**Stated goal**
Copy the lines that follow, keeping every character the same.

==== Entries ====

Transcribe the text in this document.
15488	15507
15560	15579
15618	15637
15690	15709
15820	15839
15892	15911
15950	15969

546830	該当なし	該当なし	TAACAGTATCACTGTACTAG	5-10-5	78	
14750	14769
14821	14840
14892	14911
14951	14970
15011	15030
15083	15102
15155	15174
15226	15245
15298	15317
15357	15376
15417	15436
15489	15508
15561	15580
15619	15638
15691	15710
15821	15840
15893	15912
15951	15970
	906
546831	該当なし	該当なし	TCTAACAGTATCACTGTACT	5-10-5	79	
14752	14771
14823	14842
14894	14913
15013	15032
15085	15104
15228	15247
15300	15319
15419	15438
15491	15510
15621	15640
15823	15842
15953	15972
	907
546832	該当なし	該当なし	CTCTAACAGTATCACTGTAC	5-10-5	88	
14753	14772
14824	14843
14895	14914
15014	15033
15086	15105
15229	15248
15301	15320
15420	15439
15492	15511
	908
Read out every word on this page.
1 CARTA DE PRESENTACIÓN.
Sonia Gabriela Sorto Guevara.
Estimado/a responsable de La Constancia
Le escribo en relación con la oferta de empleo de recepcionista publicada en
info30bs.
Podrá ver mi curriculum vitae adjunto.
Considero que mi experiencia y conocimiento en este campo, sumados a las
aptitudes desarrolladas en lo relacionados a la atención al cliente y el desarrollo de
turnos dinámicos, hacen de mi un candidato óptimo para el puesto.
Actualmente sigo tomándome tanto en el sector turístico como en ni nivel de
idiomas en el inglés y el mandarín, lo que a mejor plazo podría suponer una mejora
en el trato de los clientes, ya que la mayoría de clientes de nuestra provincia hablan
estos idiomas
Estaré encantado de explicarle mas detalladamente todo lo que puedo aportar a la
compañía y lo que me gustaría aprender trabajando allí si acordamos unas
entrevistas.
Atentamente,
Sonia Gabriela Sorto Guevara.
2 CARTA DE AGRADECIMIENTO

====

**Written response**
Transcribe the text in this document.
15488	15507
15560	15579
15618	15637
15690	15709
15820	15839
15892	15911
15950	15969

546830	該当なし	該当なし	TAACAGTATCACTGTACTAG	5-10-5	78	
14750	14769
14821	14840
14892	14911
14951	14970
15011	15030
15083	15102
15155	15174
15226	15245
15298	15317
15357	15376
15417	15436
15489	15508
15561	15580
15619	15638
15691	15710
15821	15840
15893	15912
15951	15970
	906
546831	該当なし	該当なし	TCTAACAGTATCACTGTACT	5-10-5	79	
14752	14771
14823	14842
14894	14913
15013	15032
15085	15104
15228	15247
15300	15319
15419	15438
15491	15510
15621	15640
15823	15842
15953	15972
	907
546832	該当なし	該当なし	CTCTAACAGTATCACTGTAC	5-10-5	88	
14753	14772
14824	14843
14895	14914
15014	15033
15086	15105
15229	15248
15301	15320
15420	15439
15492	15511
	908
Read out every word on this page.
1 CARTA DE PRESENTACIÓN.
Sonia Gabriela Sorto Guevara.
Estimado/a responsable de La Constancia
Le escribo en relación con la oferta de empleo de recepcionista publicada en
info30bs.
Podrá ver mi curriculum vitae adjunto.
Considero que mi experiencia y conocimiento en este campo, sumados a las
aptitudes desarrolladas en lo relacionados a la atención al cliente y el desarrollo de
turnos dinámicos, hacen de mi un candidato óptimo para el puesto.
Actualmente sigo tomándome tanto en el sector turístico como en ni nivel de
idiomas en el inglés y el mandarín, lo que a mejor plazo podría suponer una mejora
en el trato de los clientes, ya que la mayoría de clientes de nuestra provincia hablan
estos idiomas
Estaré encantado de explicarle mas detalladamente todo lo que puedo aportar a la
compañía y lo que me gustaría aprender trabajando allí si acordamos unas
entrevistas.
Atentamente,
Sonia Gabriela Sorto Guevara.
2 CARTA DE AGRADECIMIENTO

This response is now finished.